=== JOB ===
Scan the material that follows. Copy every line containing the word "ylabel".

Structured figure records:

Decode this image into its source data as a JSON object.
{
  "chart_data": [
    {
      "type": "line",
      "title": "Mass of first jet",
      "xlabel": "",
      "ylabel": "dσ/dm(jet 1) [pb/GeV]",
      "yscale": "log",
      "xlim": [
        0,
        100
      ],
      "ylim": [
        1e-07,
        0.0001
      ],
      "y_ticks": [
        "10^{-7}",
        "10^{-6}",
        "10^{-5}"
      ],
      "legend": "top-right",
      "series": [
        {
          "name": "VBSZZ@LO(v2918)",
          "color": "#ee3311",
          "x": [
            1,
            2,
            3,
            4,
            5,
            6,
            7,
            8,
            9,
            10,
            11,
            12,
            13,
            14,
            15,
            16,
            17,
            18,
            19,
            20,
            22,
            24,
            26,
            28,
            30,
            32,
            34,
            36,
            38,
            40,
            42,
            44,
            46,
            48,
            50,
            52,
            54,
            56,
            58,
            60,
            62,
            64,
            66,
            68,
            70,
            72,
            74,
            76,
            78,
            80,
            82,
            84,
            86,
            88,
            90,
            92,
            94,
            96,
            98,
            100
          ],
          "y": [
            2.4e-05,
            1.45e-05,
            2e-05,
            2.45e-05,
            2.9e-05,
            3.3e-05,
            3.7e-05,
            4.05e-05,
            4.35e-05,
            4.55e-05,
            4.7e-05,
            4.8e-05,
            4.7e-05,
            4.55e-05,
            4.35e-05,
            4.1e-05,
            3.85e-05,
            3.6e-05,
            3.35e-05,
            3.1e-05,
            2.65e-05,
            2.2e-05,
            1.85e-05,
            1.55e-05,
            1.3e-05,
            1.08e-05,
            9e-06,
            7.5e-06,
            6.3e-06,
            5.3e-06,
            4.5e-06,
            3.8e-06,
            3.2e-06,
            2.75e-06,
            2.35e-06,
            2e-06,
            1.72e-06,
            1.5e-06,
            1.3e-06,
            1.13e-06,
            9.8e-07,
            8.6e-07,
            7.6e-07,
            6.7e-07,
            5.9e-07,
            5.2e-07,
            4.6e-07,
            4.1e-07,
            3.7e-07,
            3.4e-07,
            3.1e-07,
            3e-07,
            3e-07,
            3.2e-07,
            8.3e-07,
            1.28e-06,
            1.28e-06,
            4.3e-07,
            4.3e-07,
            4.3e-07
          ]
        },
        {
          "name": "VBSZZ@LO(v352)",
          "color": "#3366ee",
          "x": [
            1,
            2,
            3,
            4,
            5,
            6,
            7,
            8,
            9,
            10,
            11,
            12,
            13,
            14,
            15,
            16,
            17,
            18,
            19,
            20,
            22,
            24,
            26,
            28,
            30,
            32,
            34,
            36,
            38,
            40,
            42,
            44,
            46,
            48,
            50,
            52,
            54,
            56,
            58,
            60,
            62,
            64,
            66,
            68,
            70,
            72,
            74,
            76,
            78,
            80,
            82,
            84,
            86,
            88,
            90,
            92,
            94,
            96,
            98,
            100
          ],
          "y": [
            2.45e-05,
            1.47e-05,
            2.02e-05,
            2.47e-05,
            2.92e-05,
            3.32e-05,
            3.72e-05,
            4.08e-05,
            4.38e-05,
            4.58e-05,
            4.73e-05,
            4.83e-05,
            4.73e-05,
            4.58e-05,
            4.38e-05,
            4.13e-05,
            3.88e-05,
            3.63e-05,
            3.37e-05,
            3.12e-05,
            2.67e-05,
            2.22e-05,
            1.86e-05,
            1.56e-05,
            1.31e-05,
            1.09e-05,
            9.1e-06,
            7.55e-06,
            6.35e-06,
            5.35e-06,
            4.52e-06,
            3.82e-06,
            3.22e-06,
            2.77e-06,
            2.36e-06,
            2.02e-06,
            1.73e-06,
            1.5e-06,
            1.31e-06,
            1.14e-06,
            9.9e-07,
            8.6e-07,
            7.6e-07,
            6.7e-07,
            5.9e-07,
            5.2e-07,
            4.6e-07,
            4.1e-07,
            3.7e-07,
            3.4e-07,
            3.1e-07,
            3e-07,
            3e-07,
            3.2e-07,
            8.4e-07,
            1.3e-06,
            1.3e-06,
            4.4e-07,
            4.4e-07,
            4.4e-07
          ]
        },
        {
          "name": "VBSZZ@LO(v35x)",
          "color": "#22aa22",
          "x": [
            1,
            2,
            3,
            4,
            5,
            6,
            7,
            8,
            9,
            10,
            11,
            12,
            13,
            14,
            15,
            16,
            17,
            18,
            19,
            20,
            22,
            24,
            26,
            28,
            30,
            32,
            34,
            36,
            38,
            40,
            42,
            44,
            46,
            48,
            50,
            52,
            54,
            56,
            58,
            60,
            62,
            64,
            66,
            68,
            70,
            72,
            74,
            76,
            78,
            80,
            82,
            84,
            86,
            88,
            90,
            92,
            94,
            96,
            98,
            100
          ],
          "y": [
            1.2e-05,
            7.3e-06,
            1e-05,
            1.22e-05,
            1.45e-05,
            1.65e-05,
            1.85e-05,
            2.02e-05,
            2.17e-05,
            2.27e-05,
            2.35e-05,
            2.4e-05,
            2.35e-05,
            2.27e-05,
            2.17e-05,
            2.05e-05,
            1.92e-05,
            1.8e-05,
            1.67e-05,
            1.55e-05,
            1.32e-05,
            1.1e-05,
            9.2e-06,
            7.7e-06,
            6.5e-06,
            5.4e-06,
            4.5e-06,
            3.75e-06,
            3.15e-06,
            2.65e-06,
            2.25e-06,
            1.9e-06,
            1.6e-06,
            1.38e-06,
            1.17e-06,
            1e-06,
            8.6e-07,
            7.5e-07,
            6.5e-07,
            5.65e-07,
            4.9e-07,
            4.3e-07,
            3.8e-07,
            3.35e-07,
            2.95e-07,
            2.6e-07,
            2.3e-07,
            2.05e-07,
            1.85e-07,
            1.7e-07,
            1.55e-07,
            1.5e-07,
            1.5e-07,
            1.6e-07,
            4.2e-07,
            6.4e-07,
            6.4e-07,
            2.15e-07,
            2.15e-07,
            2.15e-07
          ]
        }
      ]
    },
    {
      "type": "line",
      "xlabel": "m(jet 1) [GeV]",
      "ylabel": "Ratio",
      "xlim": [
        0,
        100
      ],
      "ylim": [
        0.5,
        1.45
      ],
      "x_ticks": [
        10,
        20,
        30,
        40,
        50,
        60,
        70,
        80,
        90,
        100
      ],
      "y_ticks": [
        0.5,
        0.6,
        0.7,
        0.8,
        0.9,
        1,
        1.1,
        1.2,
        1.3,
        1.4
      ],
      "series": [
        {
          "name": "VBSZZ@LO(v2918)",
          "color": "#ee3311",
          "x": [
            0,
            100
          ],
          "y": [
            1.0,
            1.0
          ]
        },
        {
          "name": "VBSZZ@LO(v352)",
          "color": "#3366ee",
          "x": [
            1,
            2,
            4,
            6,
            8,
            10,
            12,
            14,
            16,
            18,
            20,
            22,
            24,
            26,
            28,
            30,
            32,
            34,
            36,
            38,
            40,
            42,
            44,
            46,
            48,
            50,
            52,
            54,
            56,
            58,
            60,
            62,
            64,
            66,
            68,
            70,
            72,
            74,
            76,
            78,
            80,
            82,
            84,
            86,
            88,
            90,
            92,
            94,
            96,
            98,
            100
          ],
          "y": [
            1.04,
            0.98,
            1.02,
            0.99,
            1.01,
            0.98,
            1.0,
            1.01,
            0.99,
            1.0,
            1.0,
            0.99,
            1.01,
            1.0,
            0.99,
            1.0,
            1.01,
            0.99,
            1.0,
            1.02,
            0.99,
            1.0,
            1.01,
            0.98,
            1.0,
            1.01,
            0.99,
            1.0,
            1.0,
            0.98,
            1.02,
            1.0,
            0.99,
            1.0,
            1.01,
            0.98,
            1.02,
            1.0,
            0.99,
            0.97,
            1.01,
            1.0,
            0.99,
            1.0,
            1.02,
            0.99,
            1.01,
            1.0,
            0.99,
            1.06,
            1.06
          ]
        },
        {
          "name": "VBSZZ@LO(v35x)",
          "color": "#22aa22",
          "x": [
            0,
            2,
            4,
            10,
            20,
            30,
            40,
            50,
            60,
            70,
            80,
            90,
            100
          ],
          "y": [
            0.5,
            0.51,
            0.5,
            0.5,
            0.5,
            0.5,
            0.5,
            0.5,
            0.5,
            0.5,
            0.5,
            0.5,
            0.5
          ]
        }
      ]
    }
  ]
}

=== RESULT OF THE TASK ===
      "ylabel": "dσ/dm(jet 1) [pb/GeV]",
      "ylabel": "Ratio",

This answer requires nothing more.